### Exercise
Count how many lines in the items below contain the string "clientHost", treating uppercase and lowercase as different. Reply with the number only.

### Task inputs

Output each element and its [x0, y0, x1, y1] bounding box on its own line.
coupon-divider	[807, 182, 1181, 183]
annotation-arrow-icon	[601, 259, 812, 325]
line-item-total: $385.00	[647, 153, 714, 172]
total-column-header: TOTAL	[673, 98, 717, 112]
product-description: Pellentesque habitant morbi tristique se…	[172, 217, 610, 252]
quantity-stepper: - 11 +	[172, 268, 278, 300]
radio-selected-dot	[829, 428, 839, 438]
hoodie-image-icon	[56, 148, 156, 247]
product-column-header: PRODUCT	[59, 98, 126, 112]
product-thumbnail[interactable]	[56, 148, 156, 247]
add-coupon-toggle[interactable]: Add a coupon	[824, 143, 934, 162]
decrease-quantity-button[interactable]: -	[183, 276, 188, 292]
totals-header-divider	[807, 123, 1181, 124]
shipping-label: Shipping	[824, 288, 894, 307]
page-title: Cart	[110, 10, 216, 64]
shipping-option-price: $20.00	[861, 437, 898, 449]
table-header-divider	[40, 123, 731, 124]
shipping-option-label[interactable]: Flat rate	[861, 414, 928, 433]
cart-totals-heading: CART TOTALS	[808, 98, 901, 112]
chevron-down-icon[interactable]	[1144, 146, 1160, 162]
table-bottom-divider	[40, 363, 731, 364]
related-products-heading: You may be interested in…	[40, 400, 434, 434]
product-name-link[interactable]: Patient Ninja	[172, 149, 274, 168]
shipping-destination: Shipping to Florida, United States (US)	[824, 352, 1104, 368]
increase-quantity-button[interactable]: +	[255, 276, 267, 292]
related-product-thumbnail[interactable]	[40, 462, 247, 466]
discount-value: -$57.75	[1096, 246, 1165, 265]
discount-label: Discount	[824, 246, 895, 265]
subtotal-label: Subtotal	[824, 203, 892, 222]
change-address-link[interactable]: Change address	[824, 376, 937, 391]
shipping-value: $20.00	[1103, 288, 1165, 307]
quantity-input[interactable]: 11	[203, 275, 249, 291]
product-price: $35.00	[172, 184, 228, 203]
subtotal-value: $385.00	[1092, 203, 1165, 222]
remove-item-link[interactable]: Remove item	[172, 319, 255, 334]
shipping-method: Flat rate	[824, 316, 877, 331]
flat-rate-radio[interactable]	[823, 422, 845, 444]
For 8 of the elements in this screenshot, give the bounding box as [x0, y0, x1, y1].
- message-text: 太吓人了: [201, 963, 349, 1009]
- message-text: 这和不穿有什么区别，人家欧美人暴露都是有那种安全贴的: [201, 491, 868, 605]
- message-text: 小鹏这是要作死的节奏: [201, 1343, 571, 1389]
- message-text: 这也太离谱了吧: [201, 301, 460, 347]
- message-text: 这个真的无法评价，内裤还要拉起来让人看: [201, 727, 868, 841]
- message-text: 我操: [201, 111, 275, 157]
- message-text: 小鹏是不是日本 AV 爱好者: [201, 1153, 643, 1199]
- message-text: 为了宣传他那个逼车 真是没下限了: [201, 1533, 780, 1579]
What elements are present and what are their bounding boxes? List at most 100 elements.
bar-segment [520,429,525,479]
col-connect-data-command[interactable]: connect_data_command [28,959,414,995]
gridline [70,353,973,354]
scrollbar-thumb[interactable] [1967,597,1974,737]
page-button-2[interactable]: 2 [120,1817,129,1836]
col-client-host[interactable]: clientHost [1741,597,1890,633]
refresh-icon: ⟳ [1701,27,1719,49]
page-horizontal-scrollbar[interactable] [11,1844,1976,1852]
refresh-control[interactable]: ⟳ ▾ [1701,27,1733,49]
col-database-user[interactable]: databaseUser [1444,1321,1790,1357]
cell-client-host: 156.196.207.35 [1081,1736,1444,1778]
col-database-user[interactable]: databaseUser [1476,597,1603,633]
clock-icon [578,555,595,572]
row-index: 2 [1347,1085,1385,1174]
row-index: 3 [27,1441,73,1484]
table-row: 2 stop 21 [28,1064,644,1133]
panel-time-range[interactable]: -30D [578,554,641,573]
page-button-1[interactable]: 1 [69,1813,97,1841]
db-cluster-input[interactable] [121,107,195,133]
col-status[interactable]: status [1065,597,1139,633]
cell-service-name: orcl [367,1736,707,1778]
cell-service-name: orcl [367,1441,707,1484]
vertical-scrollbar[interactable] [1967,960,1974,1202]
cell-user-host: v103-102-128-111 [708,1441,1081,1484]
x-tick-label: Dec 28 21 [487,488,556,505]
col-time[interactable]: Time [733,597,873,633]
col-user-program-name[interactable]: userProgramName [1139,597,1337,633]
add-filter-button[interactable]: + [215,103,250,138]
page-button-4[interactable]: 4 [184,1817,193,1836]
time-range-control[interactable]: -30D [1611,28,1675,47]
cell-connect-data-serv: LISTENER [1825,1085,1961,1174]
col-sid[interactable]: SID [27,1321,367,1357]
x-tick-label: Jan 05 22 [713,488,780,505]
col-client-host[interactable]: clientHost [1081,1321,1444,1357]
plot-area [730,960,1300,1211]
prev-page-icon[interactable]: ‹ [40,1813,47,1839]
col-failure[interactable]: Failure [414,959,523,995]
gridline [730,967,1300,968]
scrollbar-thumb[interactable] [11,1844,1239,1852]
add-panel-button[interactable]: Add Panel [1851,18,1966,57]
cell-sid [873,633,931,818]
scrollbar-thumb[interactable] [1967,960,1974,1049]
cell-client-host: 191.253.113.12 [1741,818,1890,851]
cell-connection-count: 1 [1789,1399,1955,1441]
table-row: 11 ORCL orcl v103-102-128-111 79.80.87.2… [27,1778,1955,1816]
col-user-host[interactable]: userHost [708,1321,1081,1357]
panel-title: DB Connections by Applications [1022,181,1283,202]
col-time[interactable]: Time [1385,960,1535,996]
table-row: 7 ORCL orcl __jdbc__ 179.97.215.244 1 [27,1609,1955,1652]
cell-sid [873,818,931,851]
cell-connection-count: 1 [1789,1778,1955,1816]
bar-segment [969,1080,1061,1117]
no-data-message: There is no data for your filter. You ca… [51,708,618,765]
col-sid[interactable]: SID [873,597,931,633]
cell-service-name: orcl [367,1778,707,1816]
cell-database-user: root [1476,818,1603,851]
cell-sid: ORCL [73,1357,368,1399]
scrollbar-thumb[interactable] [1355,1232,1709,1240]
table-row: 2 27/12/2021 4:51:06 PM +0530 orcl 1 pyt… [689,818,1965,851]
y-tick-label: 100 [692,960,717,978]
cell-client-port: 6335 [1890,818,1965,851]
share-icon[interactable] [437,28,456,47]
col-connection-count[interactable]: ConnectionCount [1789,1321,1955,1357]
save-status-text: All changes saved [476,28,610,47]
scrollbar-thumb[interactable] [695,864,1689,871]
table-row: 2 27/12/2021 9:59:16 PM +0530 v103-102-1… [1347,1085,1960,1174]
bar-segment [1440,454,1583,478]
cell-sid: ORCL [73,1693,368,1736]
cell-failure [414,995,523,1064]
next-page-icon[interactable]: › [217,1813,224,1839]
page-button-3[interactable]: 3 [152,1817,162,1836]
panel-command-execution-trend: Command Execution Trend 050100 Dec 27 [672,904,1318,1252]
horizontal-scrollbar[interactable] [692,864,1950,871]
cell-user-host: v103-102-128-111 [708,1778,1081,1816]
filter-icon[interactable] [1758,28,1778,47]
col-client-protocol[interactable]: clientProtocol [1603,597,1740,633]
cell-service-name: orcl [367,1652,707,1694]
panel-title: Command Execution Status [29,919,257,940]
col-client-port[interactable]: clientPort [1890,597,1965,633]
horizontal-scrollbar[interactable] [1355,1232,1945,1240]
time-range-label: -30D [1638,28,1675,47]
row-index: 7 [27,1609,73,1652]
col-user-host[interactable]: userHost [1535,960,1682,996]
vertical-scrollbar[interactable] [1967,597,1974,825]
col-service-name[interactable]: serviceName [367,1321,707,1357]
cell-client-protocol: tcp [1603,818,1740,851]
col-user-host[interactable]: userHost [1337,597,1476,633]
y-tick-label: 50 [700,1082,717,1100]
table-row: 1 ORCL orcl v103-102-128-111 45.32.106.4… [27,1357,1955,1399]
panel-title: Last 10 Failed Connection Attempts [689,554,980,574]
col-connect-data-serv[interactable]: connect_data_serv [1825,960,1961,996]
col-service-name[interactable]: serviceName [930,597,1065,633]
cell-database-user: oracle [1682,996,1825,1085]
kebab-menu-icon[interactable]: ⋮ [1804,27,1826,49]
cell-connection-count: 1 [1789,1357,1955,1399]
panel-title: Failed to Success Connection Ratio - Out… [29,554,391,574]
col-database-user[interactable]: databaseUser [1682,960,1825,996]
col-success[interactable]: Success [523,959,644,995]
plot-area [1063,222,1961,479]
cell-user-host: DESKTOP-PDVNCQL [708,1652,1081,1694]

### Exercise result
2